• **TASK OBJECTIVE**:
Filter the entries below, keeping only lines with the word "Convert".

• **DATA FOR PROCESSING**:
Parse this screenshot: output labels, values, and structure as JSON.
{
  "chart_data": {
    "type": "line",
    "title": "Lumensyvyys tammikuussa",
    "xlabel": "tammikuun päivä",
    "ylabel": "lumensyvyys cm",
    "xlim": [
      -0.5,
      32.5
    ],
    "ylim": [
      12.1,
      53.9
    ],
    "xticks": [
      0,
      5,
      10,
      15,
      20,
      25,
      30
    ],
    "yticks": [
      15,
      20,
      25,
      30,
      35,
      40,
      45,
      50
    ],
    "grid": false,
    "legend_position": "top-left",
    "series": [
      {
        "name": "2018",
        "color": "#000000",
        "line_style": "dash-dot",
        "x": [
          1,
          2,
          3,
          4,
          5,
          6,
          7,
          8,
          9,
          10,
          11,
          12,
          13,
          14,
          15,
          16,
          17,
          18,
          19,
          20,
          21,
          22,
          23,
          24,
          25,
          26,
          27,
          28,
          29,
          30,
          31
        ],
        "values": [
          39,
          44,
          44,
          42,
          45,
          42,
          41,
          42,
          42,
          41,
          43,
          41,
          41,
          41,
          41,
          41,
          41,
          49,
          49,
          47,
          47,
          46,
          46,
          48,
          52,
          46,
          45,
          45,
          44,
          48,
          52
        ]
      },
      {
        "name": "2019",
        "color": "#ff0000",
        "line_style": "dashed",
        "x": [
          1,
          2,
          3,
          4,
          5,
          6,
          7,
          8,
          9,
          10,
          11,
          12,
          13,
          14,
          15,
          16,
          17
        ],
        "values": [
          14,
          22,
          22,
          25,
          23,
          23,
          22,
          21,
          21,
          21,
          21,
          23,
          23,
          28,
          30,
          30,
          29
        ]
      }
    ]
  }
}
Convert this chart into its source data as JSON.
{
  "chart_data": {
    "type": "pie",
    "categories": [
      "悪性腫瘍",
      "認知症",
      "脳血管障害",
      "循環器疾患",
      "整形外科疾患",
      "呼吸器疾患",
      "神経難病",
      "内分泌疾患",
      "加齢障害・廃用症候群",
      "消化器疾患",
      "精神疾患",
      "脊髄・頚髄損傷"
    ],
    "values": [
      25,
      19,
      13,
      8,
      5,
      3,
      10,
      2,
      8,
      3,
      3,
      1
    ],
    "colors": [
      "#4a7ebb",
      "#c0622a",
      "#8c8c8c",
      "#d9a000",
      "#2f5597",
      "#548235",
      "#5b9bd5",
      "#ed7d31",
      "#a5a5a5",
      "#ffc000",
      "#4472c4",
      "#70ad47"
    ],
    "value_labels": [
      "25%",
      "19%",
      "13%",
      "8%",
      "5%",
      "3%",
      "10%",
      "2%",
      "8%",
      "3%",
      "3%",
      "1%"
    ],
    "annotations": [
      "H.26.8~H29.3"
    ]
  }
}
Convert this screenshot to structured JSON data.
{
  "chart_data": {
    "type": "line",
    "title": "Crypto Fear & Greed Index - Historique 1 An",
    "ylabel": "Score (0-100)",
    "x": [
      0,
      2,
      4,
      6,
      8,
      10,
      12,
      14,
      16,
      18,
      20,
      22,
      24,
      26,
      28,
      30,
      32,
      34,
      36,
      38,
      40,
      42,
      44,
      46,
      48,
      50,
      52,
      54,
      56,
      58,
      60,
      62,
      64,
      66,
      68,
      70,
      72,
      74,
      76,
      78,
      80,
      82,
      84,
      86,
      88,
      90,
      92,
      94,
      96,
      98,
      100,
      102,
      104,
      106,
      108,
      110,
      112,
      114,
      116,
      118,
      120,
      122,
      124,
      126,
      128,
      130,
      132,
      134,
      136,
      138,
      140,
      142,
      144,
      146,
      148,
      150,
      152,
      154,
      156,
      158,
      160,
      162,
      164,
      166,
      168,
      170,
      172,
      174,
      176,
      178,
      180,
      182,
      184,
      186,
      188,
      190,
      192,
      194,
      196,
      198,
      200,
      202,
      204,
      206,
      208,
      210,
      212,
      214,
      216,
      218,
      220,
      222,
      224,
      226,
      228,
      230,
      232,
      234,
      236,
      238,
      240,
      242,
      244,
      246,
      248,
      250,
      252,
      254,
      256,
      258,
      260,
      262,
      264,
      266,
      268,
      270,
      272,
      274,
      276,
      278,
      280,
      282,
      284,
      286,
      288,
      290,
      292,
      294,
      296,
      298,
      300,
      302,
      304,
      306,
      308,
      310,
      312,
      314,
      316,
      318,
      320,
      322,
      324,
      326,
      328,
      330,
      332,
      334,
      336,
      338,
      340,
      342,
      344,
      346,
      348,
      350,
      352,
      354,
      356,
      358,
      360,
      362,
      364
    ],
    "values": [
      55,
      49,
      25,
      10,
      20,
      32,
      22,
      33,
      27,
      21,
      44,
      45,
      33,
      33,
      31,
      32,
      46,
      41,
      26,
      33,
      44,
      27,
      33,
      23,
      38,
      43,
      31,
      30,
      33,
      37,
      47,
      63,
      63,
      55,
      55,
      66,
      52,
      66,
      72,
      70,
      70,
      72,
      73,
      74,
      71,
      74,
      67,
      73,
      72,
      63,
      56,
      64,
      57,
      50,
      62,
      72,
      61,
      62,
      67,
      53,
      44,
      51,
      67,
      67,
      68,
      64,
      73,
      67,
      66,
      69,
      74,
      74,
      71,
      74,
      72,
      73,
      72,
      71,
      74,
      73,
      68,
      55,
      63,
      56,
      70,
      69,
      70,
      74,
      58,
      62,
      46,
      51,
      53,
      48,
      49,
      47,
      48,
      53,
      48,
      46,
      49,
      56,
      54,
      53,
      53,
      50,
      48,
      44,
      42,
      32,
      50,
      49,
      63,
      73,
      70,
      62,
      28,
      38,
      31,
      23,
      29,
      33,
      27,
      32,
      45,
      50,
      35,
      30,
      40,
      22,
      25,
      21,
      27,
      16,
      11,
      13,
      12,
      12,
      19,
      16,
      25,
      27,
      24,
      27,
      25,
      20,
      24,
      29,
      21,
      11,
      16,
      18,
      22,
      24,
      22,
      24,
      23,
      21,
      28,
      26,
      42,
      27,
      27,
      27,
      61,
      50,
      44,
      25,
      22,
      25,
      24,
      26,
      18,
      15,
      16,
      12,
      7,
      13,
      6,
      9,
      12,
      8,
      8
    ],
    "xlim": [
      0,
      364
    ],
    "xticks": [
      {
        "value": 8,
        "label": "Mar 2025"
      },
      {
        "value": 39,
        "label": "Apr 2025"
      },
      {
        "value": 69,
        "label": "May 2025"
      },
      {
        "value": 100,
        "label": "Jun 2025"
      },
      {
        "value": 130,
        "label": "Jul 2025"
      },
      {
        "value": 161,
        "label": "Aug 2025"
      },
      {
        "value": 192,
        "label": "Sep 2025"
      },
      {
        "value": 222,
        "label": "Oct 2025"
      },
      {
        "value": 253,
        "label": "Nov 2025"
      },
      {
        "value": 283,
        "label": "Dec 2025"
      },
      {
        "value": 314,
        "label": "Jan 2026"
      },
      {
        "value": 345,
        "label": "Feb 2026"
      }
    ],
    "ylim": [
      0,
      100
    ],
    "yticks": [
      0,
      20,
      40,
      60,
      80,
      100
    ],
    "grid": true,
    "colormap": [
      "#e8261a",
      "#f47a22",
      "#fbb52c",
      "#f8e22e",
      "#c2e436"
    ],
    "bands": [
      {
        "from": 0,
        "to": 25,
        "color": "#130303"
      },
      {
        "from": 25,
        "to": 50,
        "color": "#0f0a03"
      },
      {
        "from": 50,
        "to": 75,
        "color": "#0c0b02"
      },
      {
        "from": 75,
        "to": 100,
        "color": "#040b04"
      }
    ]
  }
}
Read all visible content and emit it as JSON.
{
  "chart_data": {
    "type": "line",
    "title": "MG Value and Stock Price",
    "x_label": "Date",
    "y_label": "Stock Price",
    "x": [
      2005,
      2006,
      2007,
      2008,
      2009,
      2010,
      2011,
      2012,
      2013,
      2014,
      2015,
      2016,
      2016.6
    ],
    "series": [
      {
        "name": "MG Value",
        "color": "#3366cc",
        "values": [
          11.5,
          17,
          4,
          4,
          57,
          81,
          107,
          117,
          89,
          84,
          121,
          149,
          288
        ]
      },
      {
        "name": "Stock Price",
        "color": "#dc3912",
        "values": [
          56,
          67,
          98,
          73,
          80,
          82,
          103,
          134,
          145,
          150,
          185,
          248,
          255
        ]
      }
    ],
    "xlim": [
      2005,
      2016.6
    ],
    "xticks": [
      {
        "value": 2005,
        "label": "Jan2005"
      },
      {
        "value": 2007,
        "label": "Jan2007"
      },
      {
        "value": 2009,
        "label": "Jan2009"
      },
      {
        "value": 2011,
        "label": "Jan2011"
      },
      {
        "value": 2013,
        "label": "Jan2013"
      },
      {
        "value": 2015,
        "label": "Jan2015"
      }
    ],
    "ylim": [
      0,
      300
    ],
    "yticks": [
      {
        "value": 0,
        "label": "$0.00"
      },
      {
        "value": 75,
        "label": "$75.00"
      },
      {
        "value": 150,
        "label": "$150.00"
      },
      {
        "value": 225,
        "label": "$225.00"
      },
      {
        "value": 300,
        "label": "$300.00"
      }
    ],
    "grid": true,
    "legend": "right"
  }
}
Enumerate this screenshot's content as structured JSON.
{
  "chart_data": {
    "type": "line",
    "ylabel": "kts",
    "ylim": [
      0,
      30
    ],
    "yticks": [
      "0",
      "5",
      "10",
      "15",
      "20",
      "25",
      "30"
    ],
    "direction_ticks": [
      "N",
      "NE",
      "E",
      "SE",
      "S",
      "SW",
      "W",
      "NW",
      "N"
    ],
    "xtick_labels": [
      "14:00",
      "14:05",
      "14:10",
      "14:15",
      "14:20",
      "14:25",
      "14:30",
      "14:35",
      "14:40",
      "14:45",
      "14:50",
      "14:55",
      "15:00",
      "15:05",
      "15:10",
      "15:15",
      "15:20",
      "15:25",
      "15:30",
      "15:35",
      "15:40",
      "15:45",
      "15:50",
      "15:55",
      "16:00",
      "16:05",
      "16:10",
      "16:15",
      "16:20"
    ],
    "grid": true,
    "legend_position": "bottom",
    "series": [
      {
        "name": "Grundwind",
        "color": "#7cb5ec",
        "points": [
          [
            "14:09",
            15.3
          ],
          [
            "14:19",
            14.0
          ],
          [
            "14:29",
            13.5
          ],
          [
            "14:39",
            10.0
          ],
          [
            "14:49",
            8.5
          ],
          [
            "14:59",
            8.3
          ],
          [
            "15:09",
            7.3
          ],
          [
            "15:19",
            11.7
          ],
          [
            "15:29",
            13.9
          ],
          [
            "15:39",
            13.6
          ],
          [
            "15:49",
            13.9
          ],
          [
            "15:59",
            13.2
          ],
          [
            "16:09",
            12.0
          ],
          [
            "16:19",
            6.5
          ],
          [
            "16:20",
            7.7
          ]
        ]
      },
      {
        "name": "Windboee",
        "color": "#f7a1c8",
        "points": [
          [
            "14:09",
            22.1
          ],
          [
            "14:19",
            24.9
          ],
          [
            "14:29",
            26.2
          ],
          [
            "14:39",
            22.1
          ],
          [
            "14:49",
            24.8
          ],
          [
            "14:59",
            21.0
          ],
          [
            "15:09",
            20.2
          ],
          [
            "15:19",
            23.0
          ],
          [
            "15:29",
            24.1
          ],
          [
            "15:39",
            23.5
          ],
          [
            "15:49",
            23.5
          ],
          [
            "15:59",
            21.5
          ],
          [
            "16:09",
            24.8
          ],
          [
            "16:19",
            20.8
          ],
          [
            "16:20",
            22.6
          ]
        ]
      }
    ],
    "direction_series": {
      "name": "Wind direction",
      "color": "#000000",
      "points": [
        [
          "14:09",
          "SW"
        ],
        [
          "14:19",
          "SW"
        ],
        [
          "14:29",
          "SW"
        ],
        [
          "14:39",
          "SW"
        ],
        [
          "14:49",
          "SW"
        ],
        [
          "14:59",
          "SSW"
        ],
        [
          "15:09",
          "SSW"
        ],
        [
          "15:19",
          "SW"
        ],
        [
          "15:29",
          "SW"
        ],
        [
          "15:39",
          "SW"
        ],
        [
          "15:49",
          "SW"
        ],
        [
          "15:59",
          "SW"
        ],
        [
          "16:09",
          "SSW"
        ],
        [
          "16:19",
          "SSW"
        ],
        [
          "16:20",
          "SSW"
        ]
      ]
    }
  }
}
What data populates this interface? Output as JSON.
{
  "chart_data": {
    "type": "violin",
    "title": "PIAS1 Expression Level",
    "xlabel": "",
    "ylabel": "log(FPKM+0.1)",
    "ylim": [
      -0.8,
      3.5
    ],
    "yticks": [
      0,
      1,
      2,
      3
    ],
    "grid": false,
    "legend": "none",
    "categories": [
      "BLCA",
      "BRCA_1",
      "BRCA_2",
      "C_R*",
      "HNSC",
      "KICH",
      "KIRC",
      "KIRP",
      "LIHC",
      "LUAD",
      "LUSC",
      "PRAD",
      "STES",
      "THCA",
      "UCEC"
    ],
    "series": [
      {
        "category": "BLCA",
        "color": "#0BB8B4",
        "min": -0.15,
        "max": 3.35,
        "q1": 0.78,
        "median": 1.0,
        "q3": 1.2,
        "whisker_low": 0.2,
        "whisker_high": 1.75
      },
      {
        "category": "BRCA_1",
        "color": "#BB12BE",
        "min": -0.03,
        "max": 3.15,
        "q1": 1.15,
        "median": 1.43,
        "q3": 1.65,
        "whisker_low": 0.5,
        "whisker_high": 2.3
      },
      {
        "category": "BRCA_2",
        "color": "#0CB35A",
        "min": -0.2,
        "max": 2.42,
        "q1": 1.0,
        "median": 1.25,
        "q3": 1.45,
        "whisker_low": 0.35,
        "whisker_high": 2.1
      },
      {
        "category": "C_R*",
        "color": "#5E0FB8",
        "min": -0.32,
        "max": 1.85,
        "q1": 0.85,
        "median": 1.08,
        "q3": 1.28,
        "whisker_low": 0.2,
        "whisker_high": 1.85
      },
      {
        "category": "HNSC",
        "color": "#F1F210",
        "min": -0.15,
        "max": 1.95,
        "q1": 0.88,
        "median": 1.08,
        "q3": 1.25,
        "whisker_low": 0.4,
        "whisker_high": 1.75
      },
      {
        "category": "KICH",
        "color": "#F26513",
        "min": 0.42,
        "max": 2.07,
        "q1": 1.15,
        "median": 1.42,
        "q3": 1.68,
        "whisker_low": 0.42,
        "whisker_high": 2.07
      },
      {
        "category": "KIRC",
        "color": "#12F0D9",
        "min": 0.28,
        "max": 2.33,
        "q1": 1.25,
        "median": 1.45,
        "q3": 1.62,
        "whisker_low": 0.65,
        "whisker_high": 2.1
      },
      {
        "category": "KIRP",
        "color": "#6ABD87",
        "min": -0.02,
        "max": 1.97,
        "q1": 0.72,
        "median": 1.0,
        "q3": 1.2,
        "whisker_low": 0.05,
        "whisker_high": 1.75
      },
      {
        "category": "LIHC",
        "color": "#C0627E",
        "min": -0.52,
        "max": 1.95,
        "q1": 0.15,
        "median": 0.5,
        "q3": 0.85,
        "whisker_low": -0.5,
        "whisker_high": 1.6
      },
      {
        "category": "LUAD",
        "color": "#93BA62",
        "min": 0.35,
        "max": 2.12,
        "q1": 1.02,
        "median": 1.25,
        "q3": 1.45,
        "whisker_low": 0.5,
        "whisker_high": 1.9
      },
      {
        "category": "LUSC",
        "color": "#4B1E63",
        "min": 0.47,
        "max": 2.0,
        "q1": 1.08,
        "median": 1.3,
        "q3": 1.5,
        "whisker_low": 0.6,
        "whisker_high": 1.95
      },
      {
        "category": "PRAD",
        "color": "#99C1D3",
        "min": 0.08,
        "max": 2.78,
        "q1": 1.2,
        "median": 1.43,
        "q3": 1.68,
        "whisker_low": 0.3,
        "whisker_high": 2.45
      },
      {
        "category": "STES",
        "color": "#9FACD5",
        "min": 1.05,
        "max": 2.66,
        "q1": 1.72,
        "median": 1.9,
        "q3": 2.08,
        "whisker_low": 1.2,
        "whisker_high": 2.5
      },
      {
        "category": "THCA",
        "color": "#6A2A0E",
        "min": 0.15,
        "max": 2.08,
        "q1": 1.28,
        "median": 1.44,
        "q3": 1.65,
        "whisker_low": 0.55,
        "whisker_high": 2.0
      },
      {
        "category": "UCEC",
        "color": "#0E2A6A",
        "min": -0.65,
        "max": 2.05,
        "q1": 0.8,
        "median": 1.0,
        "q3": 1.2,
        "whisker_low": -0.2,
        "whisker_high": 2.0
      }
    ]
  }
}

• **TASK SOLUTION**:
Convert this chart into its source data as JSON.
Convert this screenshot to structured JSON data.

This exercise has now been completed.